### Aim
Take the entries below and reproduce them word for word.

==*==

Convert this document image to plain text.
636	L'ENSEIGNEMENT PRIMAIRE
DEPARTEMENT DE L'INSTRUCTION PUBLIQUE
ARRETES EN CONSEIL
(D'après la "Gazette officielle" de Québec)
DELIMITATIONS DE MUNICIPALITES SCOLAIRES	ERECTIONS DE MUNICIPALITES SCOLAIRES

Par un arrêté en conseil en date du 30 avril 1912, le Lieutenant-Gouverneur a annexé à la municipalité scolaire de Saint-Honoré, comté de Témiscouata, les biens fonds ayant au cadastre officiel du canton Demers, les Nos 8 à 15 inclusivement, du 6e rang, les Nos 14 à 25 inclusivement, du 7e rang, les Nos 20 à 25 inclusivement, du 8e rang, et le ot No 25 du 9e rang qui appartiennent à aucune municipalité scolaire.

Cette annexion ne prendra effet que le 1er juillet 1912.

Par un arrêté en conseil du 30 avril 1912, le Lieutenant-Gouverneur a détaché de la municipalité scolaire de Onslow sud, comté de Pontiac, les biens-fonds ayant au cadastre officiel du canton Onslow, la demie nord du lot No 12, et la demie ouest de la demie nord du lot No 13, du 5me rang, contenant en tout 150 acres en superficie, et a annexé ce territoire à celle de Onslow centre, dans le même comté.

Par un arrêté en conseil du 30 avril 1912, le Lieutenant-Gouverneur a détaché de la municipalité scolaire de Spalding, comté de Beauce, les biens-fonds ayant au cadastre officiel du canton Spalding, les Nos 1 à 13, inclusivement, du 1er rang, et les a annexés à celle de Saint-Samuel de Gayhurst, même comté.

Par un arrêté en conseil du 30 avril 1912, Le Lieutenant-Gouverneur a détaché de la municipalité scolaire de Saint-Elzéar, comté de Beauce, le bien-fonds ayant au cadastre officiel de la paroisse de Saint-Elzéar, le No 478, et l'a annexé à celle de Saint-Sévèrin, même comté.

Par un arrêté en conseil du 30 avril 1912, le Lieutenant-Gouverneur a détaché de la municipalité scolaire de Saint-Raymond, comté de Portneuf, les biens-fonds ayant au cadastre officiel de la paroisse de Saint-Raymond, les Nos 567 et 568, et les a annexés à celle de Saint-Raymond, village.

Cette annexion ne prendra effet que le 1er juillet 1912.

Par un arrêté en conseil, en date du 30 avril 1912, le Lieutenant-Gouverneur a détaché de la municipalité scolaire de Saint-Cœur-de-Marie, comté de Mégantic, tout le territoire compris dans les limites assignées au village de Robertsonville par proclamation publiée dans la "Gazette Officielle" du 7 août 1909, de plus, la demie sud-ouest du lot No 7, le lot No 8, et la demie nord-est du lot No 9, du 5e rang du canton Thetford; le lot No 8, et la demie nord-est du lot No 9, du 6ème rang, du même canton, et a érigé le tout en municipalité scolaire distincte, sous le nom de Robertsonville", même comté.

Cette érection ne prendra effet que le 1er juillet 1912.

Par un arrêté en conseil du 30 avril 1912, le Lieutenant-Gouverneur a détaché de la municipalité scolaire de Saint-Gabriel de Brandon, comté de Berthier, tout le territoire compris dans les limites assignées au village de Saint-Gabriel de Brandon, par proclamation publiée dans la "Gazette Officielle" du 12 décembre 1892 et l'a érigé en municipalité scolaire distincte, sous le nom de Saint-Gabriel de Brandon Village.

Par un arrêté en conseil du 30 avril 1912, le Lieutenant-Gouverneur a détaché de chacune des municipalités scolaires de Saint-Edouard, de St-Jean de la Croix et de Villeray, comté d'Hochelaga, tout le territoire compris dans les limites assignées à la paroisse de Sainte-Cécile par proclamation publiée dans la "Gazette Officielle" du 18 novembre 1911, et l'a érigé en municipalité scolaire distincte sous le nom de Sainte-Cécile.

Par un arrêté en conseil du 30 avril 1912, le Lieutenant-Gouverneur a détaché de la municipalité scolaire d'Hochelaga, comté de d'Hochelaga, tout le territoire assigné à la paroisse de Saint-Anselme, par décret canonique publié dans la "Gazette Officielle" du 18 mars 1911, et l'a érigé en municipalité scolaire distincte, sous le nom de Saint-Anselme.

==*==

### Solution
Convert this document image to plain text.
636	L'ENSEIGNEMENT PRIMAIRE
DEPARTEMENT DE L'INSTRUCTION PUBLIQUE
ARRETES EN CONSEIL
(D'après la "Gazette officielle" de Québec)
DELIMITATIONS DE MUNICIPALITES SCOLAIRES	ERECTIONS DE MUNICIPALITES SCOLAIRES

Par un arrêté en conseil en date du 30 avril 1912, le Lieutenant-Gouverneur a annexé à la municipalité scolaire de Saint-Honoré, comté de Témiscouata, les biens fonds ayant au cadastre officiel du canton Demers, les Nos 8 à 15 inclusivement, du 6e rang, les Nos 14 à 25 inclusivement, du 7e rang, les Nos 20 à 25 inclusivement, du 8e rang, et le ot No 25 du 9e rang qui appartiennent à aucune municipalité scolaire.

Cette annexion ne prendra effet que le 1er juillet 1912.

Par un arrêté en conseil du 30 avril 1912, le Lieutenant-Gouverneur a détaché de la municipalité scolaire de Onslow sud, comté de Pontiac, les biens-fonds ayant au cadastre officiel du canton Onslow, la demie nord du lot No 12, et la demie ouest de la demie nord du lot No 13, du 5me rang, contenant en tout 150 acres en superficie, et a annexé ce territoire à celle de Onslow centre, dans le même comté.

Par un arrêté en conseil du 30 avril 1912, le Lieutenant-Gouverneur a détaché de la municipalité scolaire de Spalding, comté de Beauce, les biens-fonds ayant au cadastre officiel du canton Spalding, les Nos 1 à 13, inclusivement, du 1er rang, et les a annexés à celle de Saint-Samuel de Gayhurst, même comté.

Par un arrêté en conseil du 30 avril 1912, Le Lieutenant-Gouverneur a détaché de la municipalité scolaire de Saint-Elzéar, comté de Beauce, le bien-fonds ayant au cadastre officiel de la paroisse de Saint-Elzéar, le No 478, et l'a annexé à celle de Saint-Sévèrin, même comté.

Par un arrêté en conseil du 30 avril 1912, le Lieutenant-Gouverneur a détaché de la municipalité scolaire de Saint-Raymond, comté de Portneuf, les biens-fonds ayant au cadastre officiel de la paroisse de Saint-Raymond, les Nos 567 et 568, et les a annexés à celle de Saint-Raymond, village.

Cette annexion ne prendra effet que le 1er juillet 1912.

Par un arrêté en conseil, en date du 30 avril 1912, le Lieutenant-Gouverneur a détaché de la municipalité scolaire de Saint-Cœur-de-Marie, comté de Mégantic, tout le territoire compris dans les limites assignées au village de Robertsonville par proclamation publiée dans la "Gazette Officielle" du 7 août 1909, de plus, la demie sud-ouest du lot No 7, le lot No 8, et la demie nord-est du lot No 9, du 5e rang du canton Thetford; le lot No 8, et la demie nord-est du lot No 9, du 6ème rang, du même canton, et a érigé le tout en municipalité scolaire distincte, sous le nom de Robertsonville", même comté.

Cette érection ne prendra effet que le 1er juillet 1912.

Par un arrêté en conseil du 30 avril 1912, le Lieutenant-Gouverneur a détaché de la municipalité scolaire de Saint-Gabriel de Brandon, comté de Berthier, tout le territoire compris dans les limites assignées au village de Saint-Gabriel de Brandon, par proclamation publiée dans la "Gazette Officielle" du 12 décembre 1892 et l'a érigé en municipalité scolaire distincte, sous le nom de Saint-Gabriel de Brandon Village.

Par un arrêté en conseil du 30 avril 1912, le Lieutenant-Gouverneur a détaché de chacune des municipalités scolaires de Saint-Edouard, de St-Jean de la Croix et de Villeray, comté d'Hochelaga, tout le territoire compris dans les limites assignées à la paroisse de Sainte-Cécile par proclamation publiée dans la "Gazette Officielle" du 18 novembre 1911, et l'a érigé en municipalité scolaire distincte sous le nom de Sainte-Cécile.

Par un arrêté en conseil du 30 avril 1912, le Lieutenant-Gouverneur a détaché de la municipalité scolaire d'Hochelaga, comté de d'Hochelaga, tout le territoire assigné à la paroisse de Saint-Anselme, par décret canonique publié dans la "Gazette Officielle" du 18 mars 1911, et l'a érigé en municipalité scolaire distincte, sous le nom de Saint-Anselme.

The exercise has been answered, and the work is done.